** begin DATA RECORDS **
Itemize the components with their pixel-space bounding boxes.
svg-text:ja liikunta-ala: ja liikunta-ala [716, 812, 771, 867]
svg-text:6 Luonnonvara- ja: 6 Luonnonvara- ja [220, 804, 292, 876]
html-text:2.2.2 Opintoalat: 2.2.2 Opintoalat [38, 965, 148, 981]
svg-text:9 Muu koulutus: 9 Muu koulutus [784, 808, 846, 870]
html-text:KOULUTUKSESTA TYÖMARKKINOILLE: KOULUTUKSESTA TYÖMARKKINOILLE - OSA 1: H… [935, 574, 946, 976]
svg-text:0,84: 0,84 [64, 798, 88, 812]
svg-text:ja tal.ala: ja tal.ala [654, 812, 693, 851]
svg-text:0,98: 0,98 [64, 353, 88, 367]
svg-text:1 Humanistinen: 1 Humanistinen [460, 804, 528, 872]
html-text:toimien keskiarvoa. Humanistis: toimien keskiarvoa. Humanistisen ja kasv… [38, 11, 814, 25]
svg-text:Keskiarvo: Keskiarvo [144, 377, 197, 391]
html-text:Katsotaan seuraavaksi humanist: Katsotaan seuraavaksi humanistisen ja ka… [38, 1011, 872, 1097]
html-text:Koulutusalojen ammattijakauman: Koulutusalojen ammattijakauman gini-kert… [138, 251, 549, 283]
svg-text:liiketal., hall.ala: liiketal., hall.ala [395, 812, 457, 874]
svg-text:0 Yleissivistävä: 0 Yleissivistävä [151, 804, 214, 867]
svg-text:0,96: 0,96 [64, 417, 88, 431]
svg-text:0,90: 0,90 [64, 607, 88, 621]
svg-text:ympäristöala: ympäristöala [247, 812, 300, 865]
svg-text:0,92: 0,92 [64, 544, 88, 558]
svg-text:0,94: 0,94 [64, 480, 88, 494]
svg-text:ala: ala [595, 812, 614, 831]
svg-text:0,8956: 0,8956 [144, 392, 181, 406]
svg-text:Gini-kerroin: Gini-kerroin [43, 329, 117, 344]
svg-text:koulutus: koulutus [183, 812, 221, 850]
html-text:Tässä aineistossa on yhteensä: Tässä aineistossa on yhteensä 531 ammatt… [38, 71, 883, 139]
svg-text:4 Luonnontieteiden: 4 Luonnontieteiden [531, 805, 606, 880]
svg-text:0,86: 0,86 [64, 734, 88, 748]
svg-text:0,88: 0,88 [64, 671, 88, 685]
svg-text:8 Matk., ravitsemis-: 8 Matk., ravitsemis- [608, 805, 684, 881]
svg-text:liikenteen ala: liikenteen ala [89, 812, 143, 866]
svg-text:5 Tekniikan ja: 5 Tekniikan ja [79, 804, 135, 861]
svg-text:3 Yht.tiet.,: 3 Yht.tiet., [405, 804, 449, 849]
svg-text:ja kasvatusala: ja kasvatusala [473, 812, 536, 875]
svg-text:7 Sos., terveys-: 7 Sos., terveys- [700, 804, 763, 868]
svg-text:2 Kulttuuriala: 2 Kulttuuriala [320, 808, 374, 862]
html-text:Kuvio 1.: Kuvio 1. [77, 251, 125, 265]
** end DATA RECORDS **
**WHAT TO PRODUCE:** Copy every line above word for word, from the first to the last, without changing anything.

**TASK RESPONSE:**
Itemize the components with their pixel-space bounding boxes.
svg-text:ja liikunta-ala: ja liikunta-ala [716, 812, 771, 867]
svg-text:6 Luonnonvara- ja: 6 Luonnonvara- ja [220, 804, 292, 876]
html-text:2.2.2 Opintoalat: 2.2.2 Opintoalat [38, 965, 148, 981]
svg-text:9 Muu koulutus: 9 Muu koulutus [784, 808, 846, 870]
html-text:KOULUTUKSESTA TYÖMARKKINOILLE: KOULUTUKSESTA TYÖMARKKINOILLE - OSA 1: H… [935, 574, 946, 976]
svg-text:0,84: 0,84 [64, 798, 88, 812]
svg-text:ja tal.ala: ja tal.ala [654, 812, 693, 851]
svg-text:0,98: 0,98 [64, 353, 88, 367]
svg-text:1 Humanistinen: 1 Humanistinen [460, 804, 528, 872]
html-text:toimien keskiarvoa. Humanistis: toimien keskiarvoa. Humanistisen ja kasv… [38, 11, 814, 25]
svg-text:Keskiarvo: Keskiarvo [144, 377, 197, 391]
html-text:Katsotaan seuraavaksi humanist: Katsotaan seuraavaksi humanistisen ja ka… [38, 1011, 872, 1097]
html-text:Koulutusalojen ammattijakauman: Koulutusalojen ammattijakauman gini-kert… [138, 251, 549, 283]
svg-text:liiketal., hall.ala: liiketal., hall.ala [395, 812, 457, 874]
svg-text:0 Yleissivistävä: 0 Yleissivistävä [151, 804, 214, 867]
svg-text:0,96: 0,96 [64, 417, 88, 431]
svg-text:0,90: 0,90 [64, 607, 88, 621]
svg-text:ympäristöala: ympäristöala [247, 812, 300, 865]
svg-text:0,92: 0,92 [64, 544, 88, 558]
svg-text:0,94: 0,94 [64, 480, 88, 494]
svg-text:ala: ala [595, 812, 614, 831]
svg-text:0,8956: 0,8956 [144, 392, 181, 406]
svg-text:Gini-kerroin: Gini-kerroin [43, 329, 117, 344]
svg-text:koulutus: koulutus [183, 812, 221, 850]
html-text:Tässä aineistossa on yhteensä: Tässä aineistossa on yhteensä 531 ammatt… [38, 71, 883, 139]
svg-text:4 Luonnontieteiden: 4 Luonnontieteiden [531, 805, 606, 880]
svg-text:0,86: 0,86 [64, 734, 88, 748]
svg-text:0,88: 0,88 [64, 671, 88, 685]
svg-text:8 Matk., ravitsemis-: 8 Matk., ravitsemis- [608, 805, 684, 881]
svg-text:liikenteen ala: liikenteen ala [89, 812, 143, 866]
svg-text:5 Tekniikan ja: 5 Tekniikan ja [79, 804, 135, 861]
svg-text:3 Yht.tiet.,: 3 Yht.tiet., [405, 804, 449, 849]
svg-text:ja kasvatusala: ja kasvatusala [473, 812, 536, 875]
svg-text:7 Sos., terveys-: 7 Sos., terveys- [700, 804, 763, 868]
svg-text:2 Kulttuuriala: 2 Kulttuuriala [320, 808, 374, 862]
html-text:Kuvio 1.: Kuvio 1. [77, 251, 125, 265]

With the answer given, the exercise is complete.